Saved data entries
________

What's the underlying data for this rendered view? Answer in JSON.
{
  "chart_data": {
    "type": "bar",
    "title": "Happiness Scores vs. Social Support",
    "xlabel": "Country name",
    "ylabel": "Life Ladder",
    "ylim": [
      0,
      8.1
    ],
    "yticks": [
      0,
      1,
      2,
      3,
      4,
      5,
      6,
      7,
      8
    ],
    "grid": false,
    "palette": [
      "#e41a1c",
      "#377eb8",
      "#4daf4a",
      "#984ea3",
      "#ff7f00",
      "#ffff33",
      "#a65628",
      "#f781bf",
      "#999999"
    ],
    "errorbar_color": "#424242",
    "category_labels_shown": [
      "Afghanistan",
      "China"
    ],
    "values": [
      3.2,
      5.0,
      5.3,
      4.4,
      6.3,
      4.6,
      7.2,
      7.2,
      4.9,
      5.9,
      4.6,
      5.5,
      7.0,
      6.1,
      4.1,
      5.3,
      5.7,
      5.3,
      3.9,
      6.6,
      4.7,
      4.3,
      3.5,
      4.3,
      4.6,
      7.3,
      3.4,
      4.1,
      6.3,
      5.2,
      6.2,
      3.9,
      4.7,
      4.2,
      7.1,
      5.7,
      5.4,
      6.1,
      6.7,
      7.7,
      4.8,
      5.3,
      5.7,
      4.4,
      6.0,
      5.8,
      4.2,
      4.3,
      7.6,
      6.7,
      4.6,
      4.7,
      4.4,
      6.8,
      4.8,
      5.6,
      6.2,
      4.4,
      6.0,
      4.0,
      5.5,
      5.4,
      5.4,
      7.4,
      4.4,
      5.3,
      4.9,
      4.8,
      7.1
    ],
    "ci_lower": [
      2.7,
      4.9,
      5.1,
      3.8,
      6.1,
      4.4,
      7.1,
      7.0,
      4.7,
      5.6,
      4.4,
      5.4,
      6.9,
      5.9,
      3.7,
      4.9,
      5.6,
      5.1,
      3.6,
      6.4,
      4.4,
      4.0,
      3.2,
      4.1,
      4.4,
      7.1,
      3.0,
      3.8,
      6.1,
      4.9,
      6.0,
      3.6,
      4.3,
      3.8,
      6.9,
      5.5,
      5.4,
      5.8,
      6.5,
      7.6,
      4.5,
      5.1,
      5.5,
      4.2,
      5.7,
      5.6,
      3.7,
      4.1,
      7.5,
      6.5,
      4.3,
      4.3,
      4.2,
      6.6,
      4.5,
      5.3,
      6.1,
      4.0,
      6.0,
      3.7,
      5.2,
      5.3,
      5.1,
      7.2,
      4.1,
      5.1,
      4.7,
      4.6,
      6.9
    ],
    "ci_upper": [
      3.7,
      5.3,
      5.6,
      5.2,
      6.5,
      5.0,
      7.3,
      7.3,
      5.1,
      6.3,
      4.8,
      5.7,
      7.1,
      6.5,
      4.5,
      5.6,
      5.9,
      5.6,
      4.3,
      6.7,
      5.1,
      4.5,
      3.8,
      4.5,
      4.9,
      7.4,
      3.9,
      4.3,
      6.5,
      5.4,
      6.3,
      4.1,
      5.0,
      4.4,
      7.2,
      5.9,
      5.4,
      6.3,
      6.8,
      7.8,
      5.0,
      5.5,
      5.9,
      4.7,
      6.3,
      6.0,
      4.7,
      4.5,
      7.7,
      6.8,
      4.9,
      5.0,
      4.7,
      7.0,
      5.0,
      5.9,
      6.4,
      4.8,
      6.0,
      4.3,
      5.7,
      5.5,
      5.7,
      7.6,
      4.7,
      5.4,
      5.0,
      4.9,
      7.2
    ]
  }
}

________

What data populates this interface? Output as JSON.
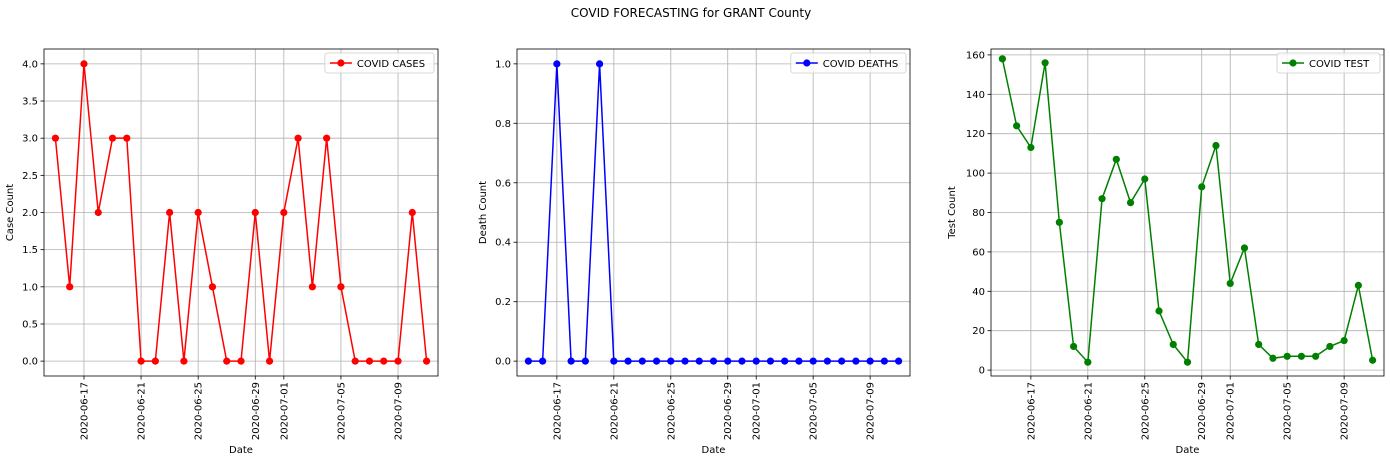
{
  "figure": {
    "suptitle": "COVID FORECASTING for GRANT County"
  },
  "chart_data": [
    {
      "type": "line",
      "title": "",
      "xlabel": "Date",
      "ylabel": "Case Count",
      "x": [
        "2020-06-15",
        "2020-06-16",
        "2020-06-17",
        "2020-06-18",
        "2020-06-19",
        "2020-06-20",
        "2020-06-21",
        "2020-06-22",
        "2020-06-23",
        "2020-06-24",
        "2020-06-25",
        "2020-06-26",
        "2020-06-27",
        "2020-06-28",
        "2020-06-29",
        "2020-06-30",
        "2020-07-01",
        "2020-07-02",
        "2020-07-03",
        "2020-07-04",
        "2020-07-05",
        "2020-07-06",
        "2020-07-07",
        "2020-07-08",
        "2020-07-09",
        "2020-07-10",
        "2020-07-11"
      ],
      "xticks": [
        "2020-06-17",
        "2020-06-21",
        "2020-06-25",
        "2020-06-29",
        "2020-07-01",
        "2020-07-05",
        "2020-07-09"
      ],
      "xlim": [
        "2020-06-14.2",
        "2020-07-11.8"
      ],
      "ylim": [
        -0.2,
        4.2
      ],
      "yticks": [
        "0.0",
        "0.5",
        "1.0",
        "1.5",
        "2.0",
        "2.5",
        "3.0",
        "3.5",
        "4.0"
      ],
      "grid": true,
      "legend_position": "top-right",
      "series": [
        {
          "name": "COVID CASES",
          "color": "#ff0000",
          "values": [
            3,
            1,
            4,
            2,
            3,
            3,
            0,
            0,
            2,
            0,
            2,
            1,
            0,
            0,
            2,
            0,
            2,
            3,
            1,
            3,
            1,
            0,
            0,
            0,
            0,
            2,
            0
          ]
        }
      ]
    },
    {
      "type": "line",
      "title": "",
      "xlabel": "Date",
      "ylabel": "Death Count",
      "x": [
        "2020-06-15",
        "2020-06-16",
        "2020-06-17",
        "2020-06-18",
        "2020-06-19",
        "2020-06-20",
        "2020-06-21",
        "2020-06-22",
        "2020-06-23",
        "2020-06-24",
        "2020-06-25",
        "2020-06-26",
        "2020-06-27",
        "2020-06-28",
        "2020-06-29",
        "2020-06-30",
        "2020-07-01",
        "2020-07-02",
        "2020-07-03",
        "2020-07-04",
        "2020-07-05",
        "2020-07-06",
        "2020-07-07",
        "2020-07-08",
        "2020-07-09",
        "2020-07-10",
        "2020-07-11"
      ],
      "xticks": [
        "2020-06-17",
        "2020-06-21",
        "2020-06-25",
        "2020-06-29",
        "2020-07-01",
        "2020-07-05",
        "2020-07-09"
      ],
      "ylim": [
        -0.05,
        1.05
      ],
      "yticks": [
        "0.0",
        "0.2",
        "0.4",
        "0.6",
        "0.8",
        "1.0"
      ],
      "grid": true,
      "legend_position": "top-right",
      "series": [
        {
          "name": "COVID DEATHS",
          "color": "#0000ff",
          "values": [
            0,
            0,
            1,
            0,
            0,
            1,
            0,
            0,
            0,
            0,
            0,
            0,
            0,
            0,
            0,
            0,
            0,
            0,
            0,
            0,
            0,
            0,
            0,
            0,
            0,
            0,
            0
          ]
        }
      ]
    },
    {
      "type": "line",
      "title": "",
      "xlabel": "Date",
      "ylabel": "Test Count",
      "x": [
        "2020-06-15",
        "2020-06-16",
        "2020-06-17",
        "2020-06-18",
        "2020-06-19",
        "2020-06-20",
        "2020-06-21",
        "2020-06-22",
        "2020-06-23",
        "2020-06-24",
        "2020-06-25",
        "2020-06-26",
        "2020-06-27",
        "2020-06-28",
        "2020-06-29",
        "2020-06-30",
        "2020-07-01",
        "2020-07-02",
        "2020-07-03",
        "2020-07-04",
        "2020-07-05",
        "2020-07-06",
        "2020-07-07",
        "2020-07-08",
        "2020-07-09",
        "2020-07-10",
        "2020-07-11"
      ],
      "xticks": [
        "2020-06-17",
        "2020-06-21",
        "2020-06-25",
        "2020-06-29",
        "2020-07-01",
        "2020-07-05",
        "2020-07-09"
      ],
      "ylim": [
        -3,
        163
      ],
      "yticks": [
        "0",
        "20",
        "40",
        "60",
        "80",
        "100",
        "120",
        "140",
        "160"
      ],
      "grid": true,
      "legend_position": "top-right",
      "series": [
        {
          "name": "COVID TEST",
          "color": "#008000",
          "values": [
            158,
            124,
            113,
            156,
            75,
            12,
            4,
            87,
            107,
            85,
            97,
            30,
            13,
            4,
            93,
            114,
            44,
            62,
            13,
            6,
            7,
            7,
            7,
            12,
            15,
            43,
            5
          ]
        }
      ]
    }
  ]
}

________

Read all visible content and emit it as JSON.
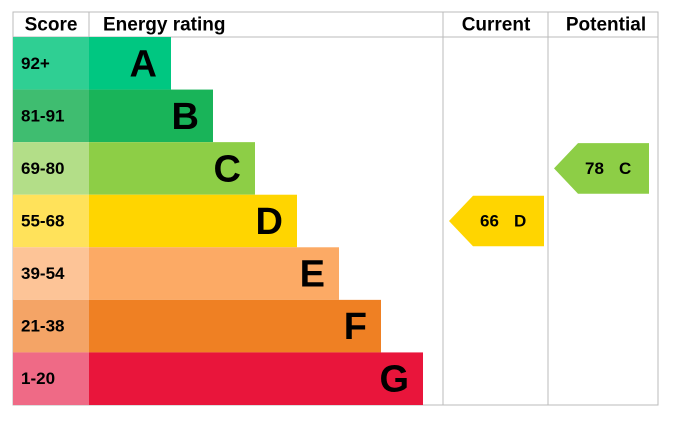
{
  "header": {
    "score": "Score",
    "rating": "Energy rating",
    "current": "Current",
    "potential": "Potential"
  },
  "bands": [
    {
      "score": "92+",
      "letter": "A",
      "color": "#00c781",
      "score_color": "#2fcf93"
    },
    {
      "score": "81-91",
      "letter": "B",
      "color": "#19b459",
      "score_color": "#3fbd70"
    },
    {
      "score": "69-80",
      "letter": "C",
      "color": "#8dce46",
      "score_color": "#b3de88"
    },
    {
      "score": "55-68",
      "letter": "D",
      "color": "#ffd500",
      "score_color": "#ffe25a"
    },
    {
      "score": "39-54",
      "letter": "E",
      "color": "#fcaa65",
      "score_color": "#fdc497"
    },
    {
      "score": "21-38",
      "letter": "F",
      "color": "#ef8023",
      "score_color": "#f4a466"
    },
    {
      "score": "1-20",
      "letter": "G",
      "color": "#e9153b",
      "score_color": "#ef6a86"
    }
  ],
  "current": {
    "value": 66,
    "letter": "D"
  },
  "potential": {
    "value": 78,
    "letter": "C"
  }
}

________

Report only how many lines of the listing hold the word "JSON".

● **SOLUTION BELOW**:
3